(Stored data entries)
..............................

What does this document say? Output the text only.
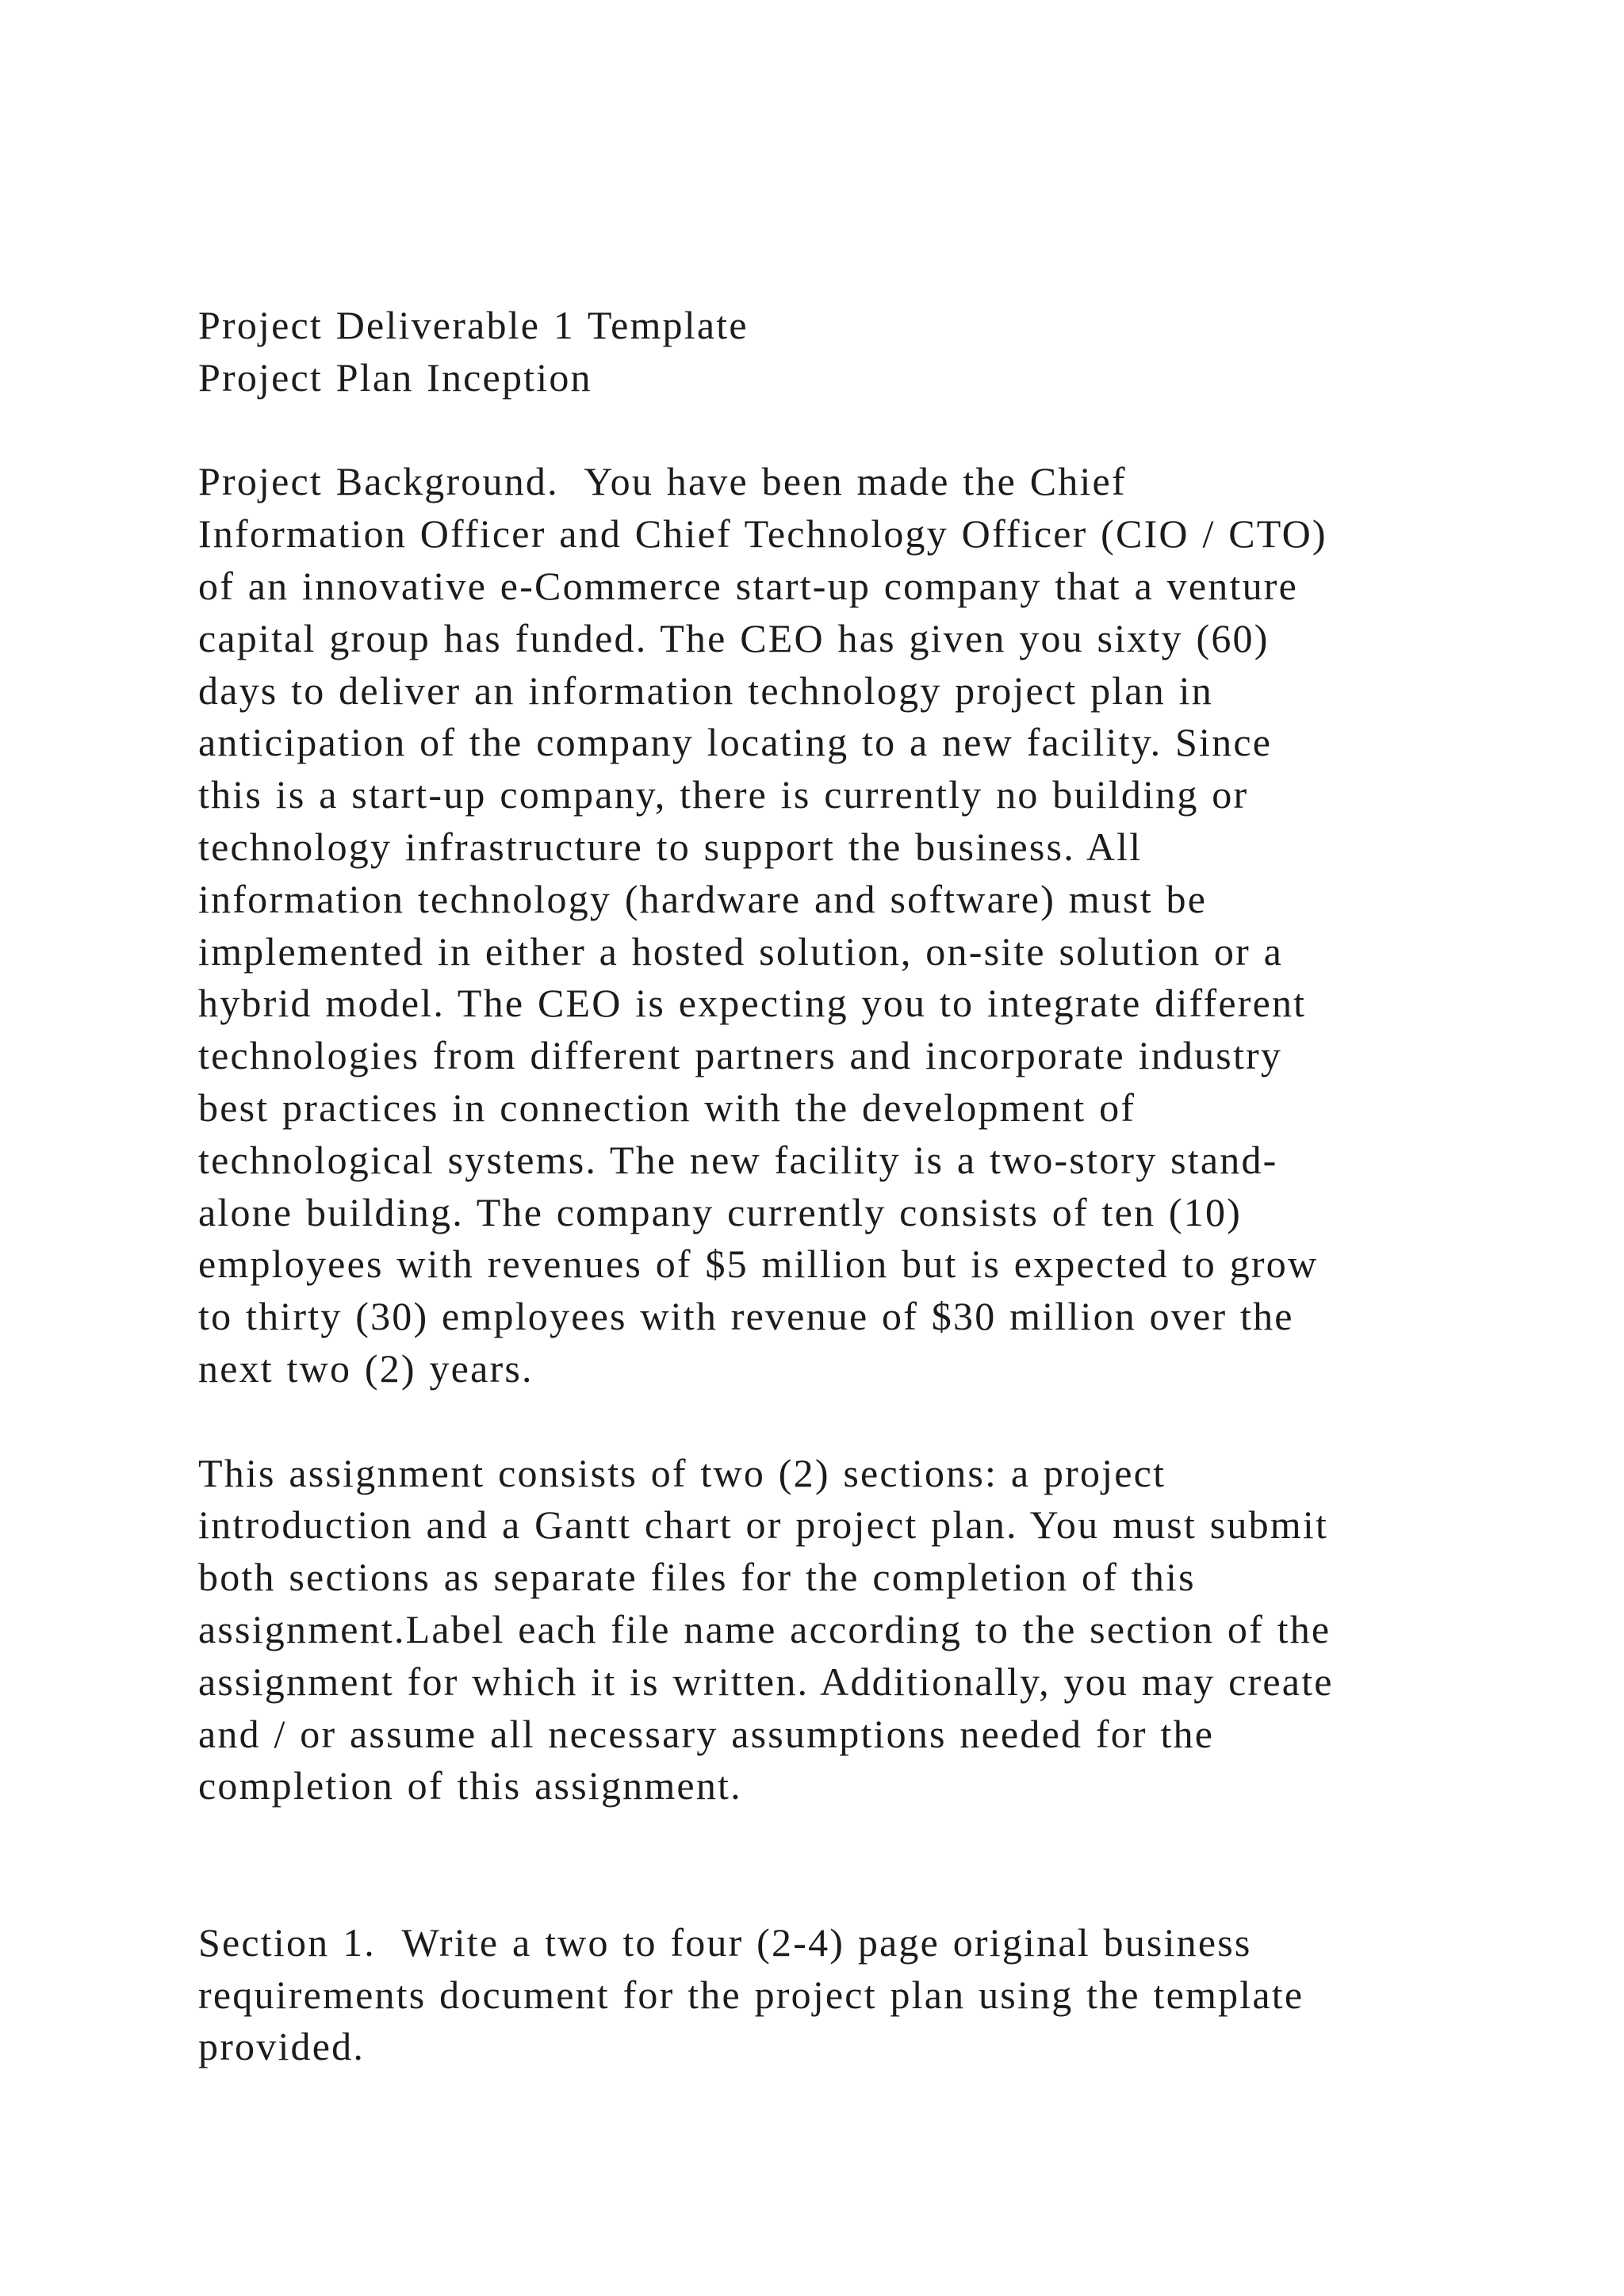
Project Deliverable 1 Template
Project Plan Inception
Project Background.  You have been made the Chief
Information Officer and Chief Technology Officer (CIO / CTO)
of an innovative e-Commerce start-up company that a venture
capital group has funded. The CEO has given you sixty (60)
days to deliver an information technology project plan in
anticipation of the company locating to a new facility. Since
this is a start-up company, there is currently no building or
technology infrastructure to support the business. All
information technology (hardware and software) must be
implemented in either a hosted solution, on-site solution or a
hybrid model. The CEO is expecting you to integrate different
technologies from different partners and incorporate industry
best practices in connection with the development of
technological systems. The new facility is a two-story stand-
alone building. The company currently consists of ten (10)
employees with revenues of $5 million but is expected to grow
to thirty (30) employees with revenue of $30 million over the
next two (2) years.
This assignment consists of two (2) sections: a project
introduction and a Gantt chart or project plan. You must submit
both sections as separate files for the completion of this
assignment.Label each file name according to the section of the
assignment for which it is written. Additionally, you may create
and / or assume all necessary assumptions needed for the
completion of this assignment.
Section 1.  Write a two to four (2-4) page original business
requirements document for the project plan using the template
provided.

..............................

● **What the task asks**:
Each entry above should be reproduced exactly, with the pictures removed.

● **Full response**:
What does this document say? Output the text only.
Project Deliverable 1 Template
Project Plan Inception
Project Background.  You have been made the Chief
Information Officer and Chief Technology Officer (CIO / CTO)
of an innovative e-Commerce start-up company that a venture
capital group has funded. The CEO has given you sixty (60)
days to deliver an information technology project plan in
anticipation of the company locating to a new facility. Since
this is a start-up company, there is currently no building or
technology infrastructure to support the business. All
information technology (hardware and software) must be
implemented in either a hosted solution, on-site solution or a
hybrid model. The CEO is expecting you to integrate different
technologies from different partners and incorporate industry
best practices in connection with the development of
technological systems. The new facility is a two-story stand-
alone building. The company currently consists of ten (10)
employees with revenues of $5 million but is expected to grow
to thirty (30) employees with revenue of $30 million over the
next two (2) years.
This assignment consists of two (2) sections: a project
introduction and a Gantt chart or project plan. You must submit
both sections as separate files for the completion of this
assignment.Label each file name according to the section of the
assignment for which it is written. Additionally, you may create
and / or assume all necessary assumptions needed for the
completion of this assignment.
Section 1.  Write a two to four (2-4) page original business
requirements document for the project plan using the template
provided.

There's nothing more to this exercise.